Question

Bioinformatics basics-Protein sequence and its interpretation

0

Entering edit mode

4.0 years ago

sherlokhomes.sharma • 0

Hi ,I have a few questions/ 1) How to identify motifs in a protein sequence. Yes I know, if I paste the sequence on a Bioinformatics software, it will give me a result, but how to interpret it? 2) Same thing for domains in proteins? 3) What is the difference between conserved domains and domains? 4) How do I interpret a multiple sequence alignment. What all information can I get from it?

Thanks a lot, Kind regards, Srihari

alignment sequence • 1.3k views

ADD COMMENT • link updated 3.8 years ago by jared.andrews07 ★ 16k • written 4.0 years ago by sherlokhomes.sharma • 0

score 2 · Answer 1 · 2020-06-30

You seem to be lacking a fair amount of general information here, so I'm going to do my best to provide some information and resources to help you learn.

1. What are protein structural motifs?

I'm assuming you mean structural motifs rather than sequences for DNA binding motifs here. A very short little lesson on protein structure can be found here. From that course, a nice summary and examples are given:

Structural motifs are short segments of protein 3D structure, which are spatially close but not necessarily adjacent in the sequence. Structural motifs may be conserved in a large number of different proteins. Their role may be structural or functional.

An example of a structural motif that generally performs a structural role is a beta-turn. A beta turn consists of four consecutive residues where the polypeptide chain folds back on itself by nearly 180 degrees.

An example of a structural motif that has an important functional role is the helix-turn-helix motif which can bind DNA. This is a structural feature that is difficult to identify from the amino acid sequence alone.

There are several different structural protein motifs, the most common of which you can read simple descriptions of on Wikipedia. More in-depth information can be found easily enough by searching for a recent review.

2. What are protein domains?

This is actually a bit of a loaded question, as a protein "domain" can be defined several ways. But in essence:

Structural domains (the units of fold) are independently stable tertiary structures of proteins. They are distinct functional and/or structural units and can evolve, exist and function independently.

## Stored data:
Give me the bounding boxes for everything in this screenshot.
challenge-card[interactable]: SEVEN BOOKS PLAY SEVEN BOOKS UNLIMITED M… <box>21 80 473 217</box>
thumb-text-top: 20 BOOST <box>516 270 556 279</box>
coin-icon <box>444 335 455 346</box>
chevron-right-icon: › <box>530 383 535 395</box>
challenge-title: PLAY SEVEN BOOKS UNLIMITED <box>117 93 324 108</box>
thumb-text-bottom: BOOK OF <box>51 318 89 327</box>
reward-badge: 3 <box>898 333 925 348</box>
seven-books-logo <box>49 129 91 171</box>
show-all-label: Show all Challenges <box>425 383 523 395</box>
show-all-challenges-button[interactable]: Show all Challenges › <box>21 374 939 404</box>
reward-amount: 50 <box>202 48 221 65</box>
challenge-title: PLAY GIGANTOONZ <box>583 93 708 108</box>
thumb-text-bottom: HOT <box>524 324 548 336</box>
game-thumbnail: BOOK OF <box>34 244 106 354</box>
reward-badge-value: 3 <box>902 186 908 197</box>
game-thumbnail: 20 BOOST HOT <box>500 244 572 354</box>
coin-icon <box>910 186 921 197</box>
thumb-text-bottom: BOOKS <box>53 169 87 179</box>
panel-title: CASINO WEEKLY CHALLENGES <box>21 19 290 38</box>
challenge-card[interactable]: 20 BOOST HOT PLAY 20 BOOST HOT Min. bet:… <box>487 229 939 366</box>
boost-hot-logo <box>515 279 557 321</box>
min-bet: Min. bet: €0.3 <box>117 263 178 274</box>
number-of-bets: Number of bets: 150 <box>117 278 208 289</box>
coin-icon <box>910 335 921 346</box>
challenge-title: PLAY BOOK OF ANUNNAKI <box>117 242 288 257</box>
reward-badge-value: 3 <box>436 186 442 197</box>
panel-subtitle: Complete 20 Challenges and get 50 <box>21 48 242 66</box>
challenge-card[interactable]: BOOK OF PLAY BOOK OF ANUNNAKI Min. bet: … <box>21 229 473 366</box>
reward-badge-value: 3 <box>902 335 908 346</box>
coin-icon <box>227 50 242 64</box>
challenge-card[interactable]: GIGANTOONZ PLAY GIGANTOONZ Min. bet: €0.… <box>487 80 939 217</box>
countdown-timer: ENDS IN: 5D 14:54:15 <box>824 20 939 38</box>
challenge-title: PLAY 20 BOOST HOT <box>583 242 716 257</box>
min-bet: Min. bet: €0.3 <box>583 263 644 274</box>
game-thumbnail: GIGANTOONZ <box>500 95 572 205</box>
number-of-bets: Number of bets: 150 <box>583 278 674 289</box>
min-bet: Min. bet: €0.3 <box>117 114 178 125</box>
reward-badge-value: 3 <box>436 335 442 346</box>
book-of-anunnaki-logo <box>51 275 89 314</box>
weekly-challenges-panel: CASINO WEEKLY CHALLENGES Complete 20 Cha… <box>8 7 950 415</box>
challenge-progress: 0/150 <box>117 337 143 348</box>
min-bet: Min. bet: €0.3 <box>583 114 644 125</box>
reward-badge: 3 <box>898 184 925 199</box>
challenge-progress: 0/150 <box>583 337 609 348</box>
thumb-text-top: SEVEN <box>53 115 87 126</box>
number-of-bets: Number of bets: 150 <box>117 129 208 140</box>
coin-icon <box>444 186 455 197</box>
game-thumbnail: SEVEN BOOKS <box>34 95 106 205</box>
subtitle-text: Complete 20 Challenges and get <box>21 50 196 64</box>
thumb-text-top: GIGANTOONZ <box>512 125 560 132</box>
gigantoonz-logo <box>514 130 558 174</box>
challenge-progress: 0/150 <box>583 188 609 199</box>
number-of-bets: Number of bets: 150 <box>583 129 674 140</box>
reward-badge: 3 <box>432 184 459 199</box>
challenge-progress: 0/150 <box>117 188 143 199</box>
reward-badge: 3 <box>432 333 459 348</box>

## What you will do:
(A) Revise the protein motifs and domains thread from "This is actually" up to and including "and function independently.", swapping "tertiary structures" for "three-dimensional structures".
(B) Write what comes next in the thread on protein motifs and domains, picking up after its final sentence.

## Responses in order:
(A)
This is actually a bit of a loaded question, as a protein "domain" can be defined several ways. But in essence:

Structural domains (the units of fold) are independently stable three-dimensional structures of proteins. They are distinct functional and/or structural units and can evolve, exist and function independently.

(B)
There are a lot of different protein domains with entire databases devoted to cataloging them.

3. What's the difference between a domain and a "conserved" domain?

Generally, "conserved" domains are identified by comparing the amino acid sequences of proteins with similar function across multiple organisms (AKA multiple alignment). This allows for the identification of recurrent protein sequence(s) that likely contribute, at least in part, to the overall protein function. These can be useful for identifying the potential function of a novel protein for which you may only know the protein sequence.

Conserved domains differ from 3-Dimensional structural domains as they represent and are identified by protein sequence instead of being represented and identified by geometric relations.

4. What does a multiple sequence alignment tell me?

I touch on this above, but multiple sequence alignments can be used in a few different realms. They're invaluable for determining evolutionary history between organisms (at both the DNA and protein levels), can be used to predict the function of a novel protein, can be used to classify similar proteins into "families", and more. The actual output of a multiple sequence alignment really just tells you how similar the amino acid sequences between a group of proteins are and helps to identify conserved regions (which are likely functional units, i.e. domains).

I'm not a protein expert, so somebody else will likely chime in with more nuanced explanations, but that should help you get on the right track.